Leave out the images; return the rest of the data exactly.

═══ Data

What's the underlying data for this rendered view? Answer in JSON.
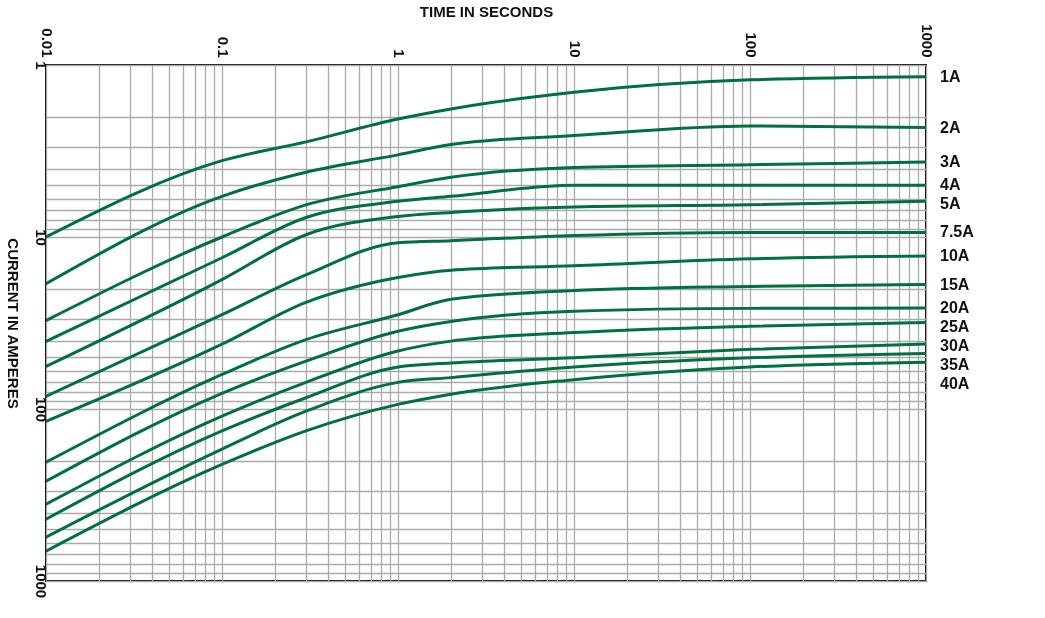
{
  "chart_data": {
    "type": "line",
    "xlabel": "TIME IN SECONDS",
    "ylabel": "CURRENT IN AMPERES",
    "log": "xy",
    "grid": true,
    "marker": "none",
    "line_style": "solid",
    "x": [
      0.01,
      0.1,
      0.3,
      1,
      2,
      10,
      100,
      1000
    ],
    "xlim": [
      0.01,
      1000
    ],
    "xticks": [
      0.01,
      0.1,
      1,
      10,
      100,
      1000
    ],
    "ylim": [
      1000,
      1
    ],
    "yticks": [
      1,
      10,
      100,
      1000
    ],
    "series": [
      {
        "name": "1A",
        "color": "#00703c",
        "values": [
          10,
          3.6,
          2.8,
          2.06,
          1.8,
          1.44,
          1.22,
          1.17
        ]
      },
      {
        "name": "2A",
        "color": "#00703c",
        "values": [
          18.7,
          5.8,
          4.2,
          3.33,
          2.9,
          2.57,
          2.26,
          2.31
        ]
      },
      {
        "name": "3A",
        "color": "#00703c",
        "values": [
          30.6,
          10,
          6.5,
          5.1,
          4.5,
          3.94,
          3.8,
          3.67
        ]
      },
      {
        "name": "4A",
        "color": "#00703c",
        "values": [
          40.5,
          13.2,
          7.7,
          6.2,
          5.8,
          5.0,
          5.0,
          5.0
        ]
      },
      {
        "name": "5A",
        "color": "#00703c",
        "values": [
          56.6,
          17.7,
          9.7,
          7.6,
          7.2,
          6.7,
          6.5,
          6.2
        ]
      },
      {
        "name": "7.5A",
        "color": "#00703c",
        "values": [
          84.5,
          28.3,
          16.6,
          10.8,
          10.5,
          9.8,
          9.4,
          9.4
        ]
      },
      {
        "name": "10A",
        "color": "#00703c",
        "values": [
          118,
          42,
          24,
          17.2,
          15.6,
          14.7,
          13.4,
          12.9
        ]
      },
      {
        "name": "15A",
        "color": "#00703c",
        "values": [
          204,
          63,
          39.5,
          28.3,
          23,
          20.5,
          19.4,
          18.9
        ]
      },
      {
        "name": "20A",
        "color": "#00703c",
        "values": [
          263,
          81,
          52.7,
          35.3,
          31,
          27,
          26,
          25.9
        ]
      },
      {
        "name": "25A",
        "color": "#00703c",
        "values": [
          358,
          110,
          70,
          46,
          40.3,
          35.9,
          33,
          31.4
        ]
      },
      {
        "name": "30A",
        "color": "#00703c",
        "values": [
          437,
          134,
          86,
          57,
          54,
          50.4,
          45,
          41.9
        ]
      },
      {
        "name": "35A",
        "color": "#00703c",
        "values": [
          556,
          171,
          103,
          70,
          65.7,
          57,
          50.4,
          47.5
        ]
      },
      {
        "name": "40A",
        "color": "#00703c",
        "values": [
          670,
          210,
          134,
          94,
          82,
          67.5,
          57,
          53.4
        ]
      }
    ]
  }
}
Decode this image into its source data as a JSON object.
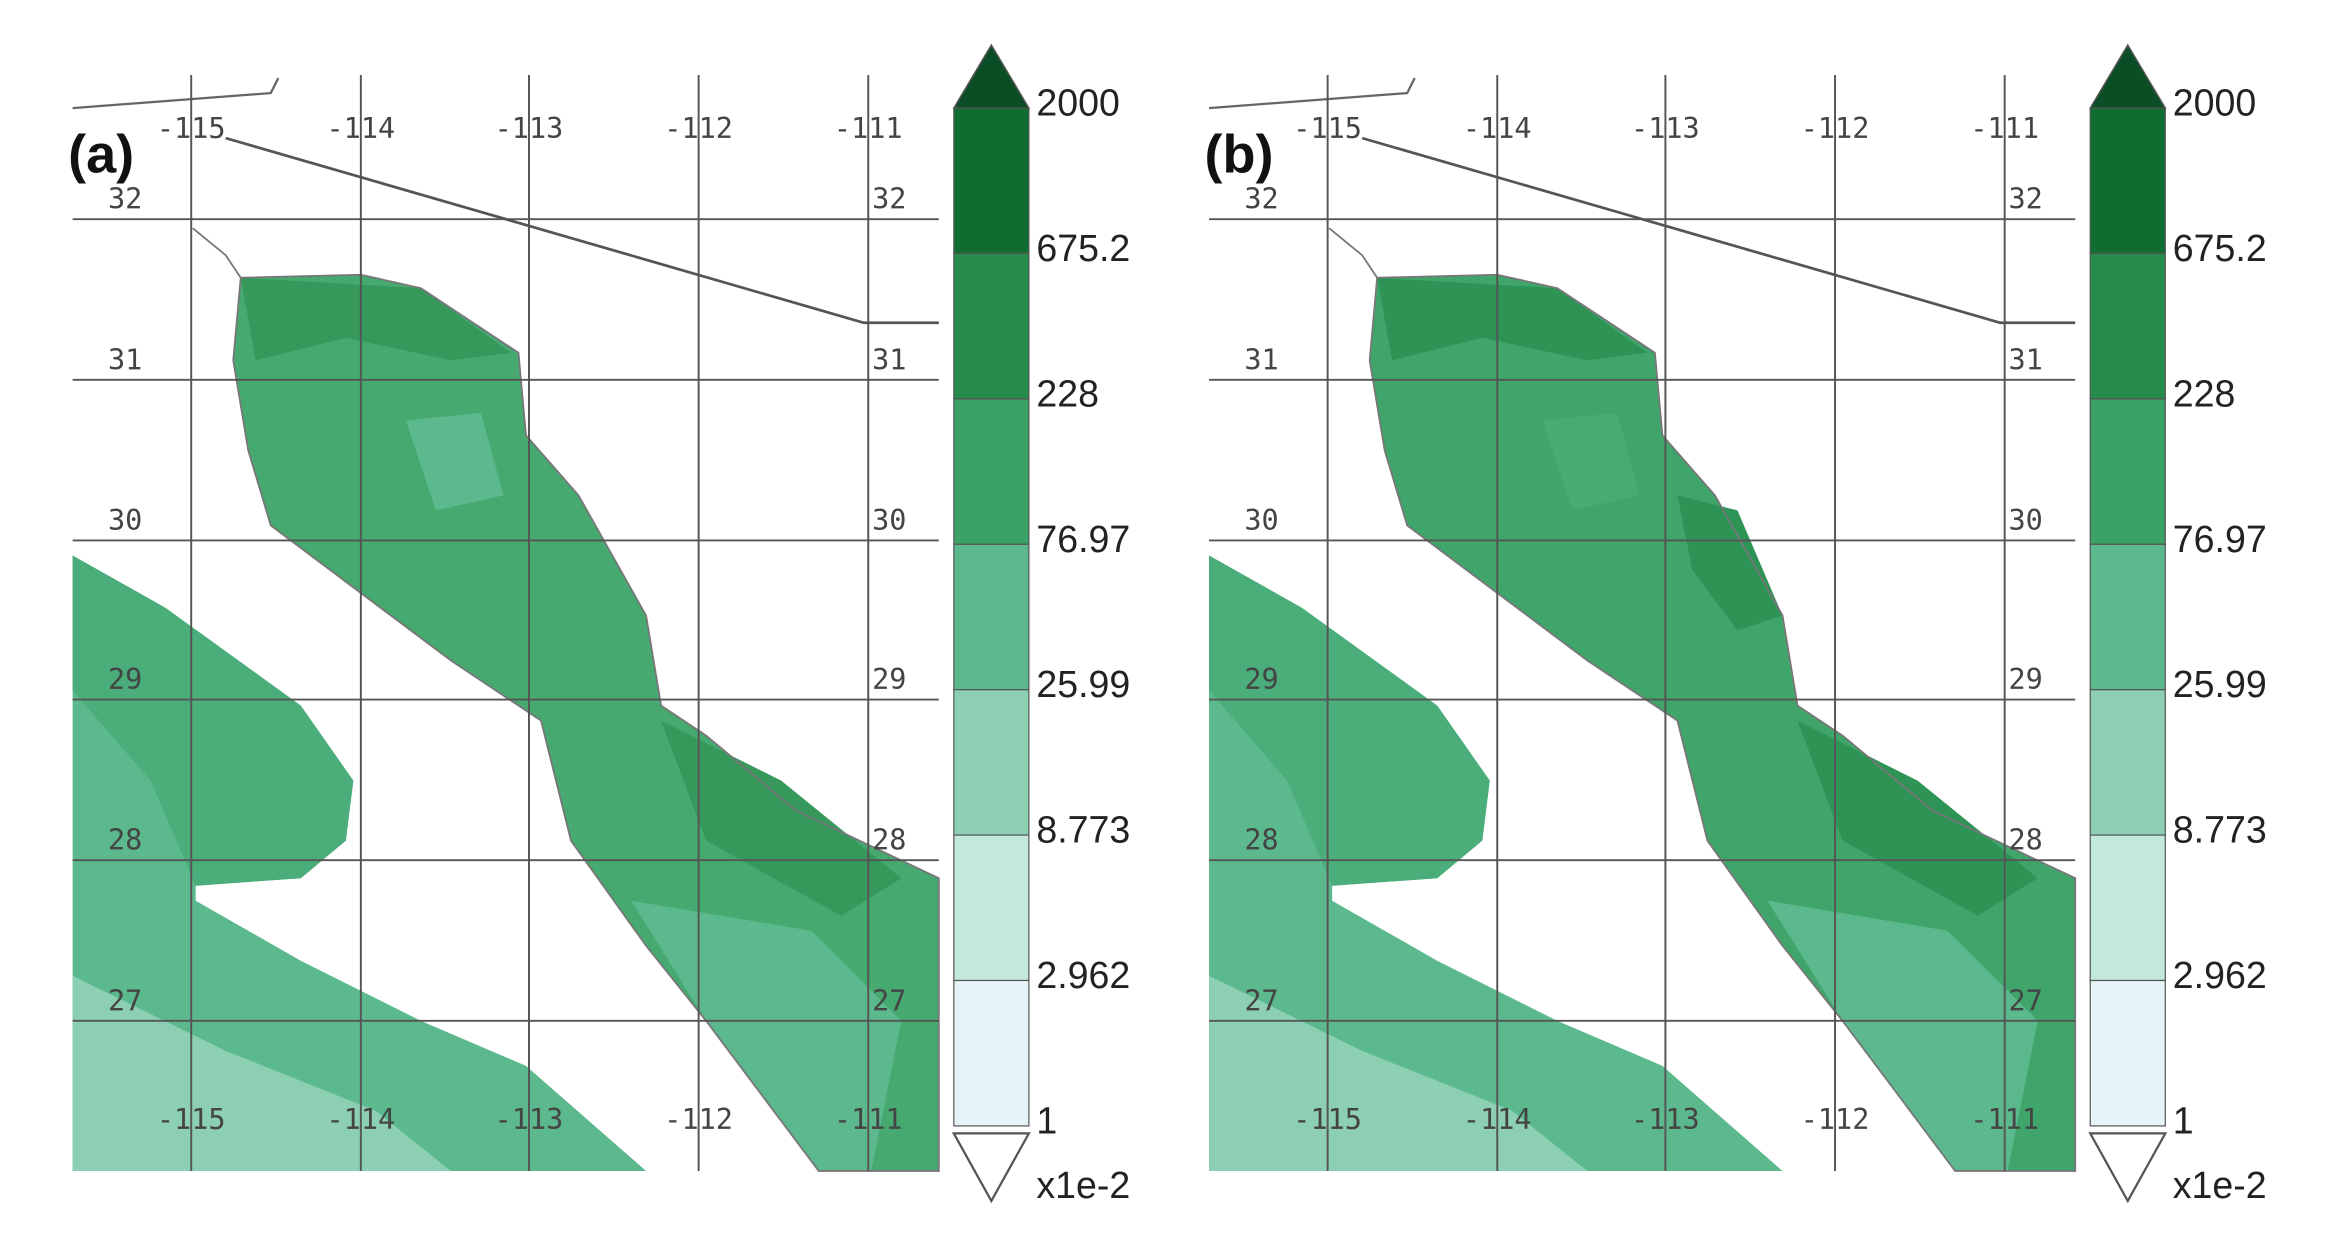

══════

• **Exercise output**
What's the underlying data for this rendered view? Answer in JSON.
{
  "chart_data": {
    "type": "line",
    "xlabel": "TIME IN SECONDS",
    "ylabel": "CURRENT IN AMPERES",
    "log": "xy",
    "grid": true,
    "marker": "none",
    "line_style": "solid",
    "x": [
      0.01,
      0.1,
      0.3,
      1,
      2,
      10,
      100,
      1000
    ],
    "xlim": [
      0.01,
      1000
    ],
    "xticks": [
      0.01,
      0.1,
      1,
      10,
      100,
      1000
    ],
    "ylim": [
      1000,
      1
    ],
    "yticks": [
      1,
      10,
      100,
      1000
    ],
    "series": [
      {
        "name": "1A",
        "color": "#00703c",
        "values": [
          10,
          3.6,
          2.8,
          2.06,
          1.8,
          1.44,
          1.22,
          1.17
        ]
      },
      {
        "name": "2A",
        "color": "#00703c",
        "values": [
          18.7,
          5.8,
          4.2,
          3.33,
          2.9,
          2.57,
          2.26,
          2.31
        ]
      },
      {
        "name": "3A",
        "color": "#00703c",
        "values": [
          30.6,
          10,
          6.5,
          5.1,
          4.5,
          3.94,
          3.8,
          3.67
        ]
      },
      {
        "name": "4A",
        "color": "#00703c",
        "values": [
          40.5,
          13.2,
          7.7,
          6.2,
          5.8,
          5.0,
          5.0,
          5.0
        ]
      },
      {
        "name": "5A",
        "color": "#00703c",
        "values": [
          56.6,
          17.7,
          9.7,
          7.6,
          7.2,
          6.7,
          6.5,
          6.2
        ]
      },
      {
        "name": "7.5A",
        "color": "#00703c",
        "values": [
          84.5,
          28.3,
          16.6,
          10.8,
          10.5,
          9.8,
          9.4,
          9.4
        ]
      },
      {
        "name": "10A",
        "color": "#00703c",
        "values": [
          118,
          42,
          24,
          17.2,
          15.6,
          14.7,
          13.4,
          12.9
        ]
      },
      {
        "name": "15A",
        "color": "#00703c",
        "values": [
          204,
          63,
          39.5,
          28.3,
          23,
          20.5,
          19.4,
          18.9
        ]
      },
      {
        "name": "20A",
        "color": "#00703c",
        "values": [
          263,
          81,
          52.7,
          35.3,
          31,
          27,
          26,
          25.9
        ]
      },
      {
        "name": "25A",
        "color": "#00703c",
        "values": [
          358,
          110,
          70,
          46,
          40.3,
          35.9,
          33,
          31.4
        ]
      },
      {
        "name": "30A",
        "color": "#00703c",
        "values": [
          437,
          134,
          86,
          57,
          54,
          50.4,
          45,
          41.9
        ]
      },
      {
        "name": "35A",
        "color": "#00703c",
        "values": [
          556,
          171,
          103,
          70,
          65.7,
          57,
          50.4,
          47.5
        ]
      },
      {
        "name": "40A",
        "color": "#00703c",
        "values": [
          670,
          210,
          134,
          94,
          82,
          67.5,
          57,
          53.4
        ]
      }
    ]
  }
}
Decode this image into its source data as a JSON object.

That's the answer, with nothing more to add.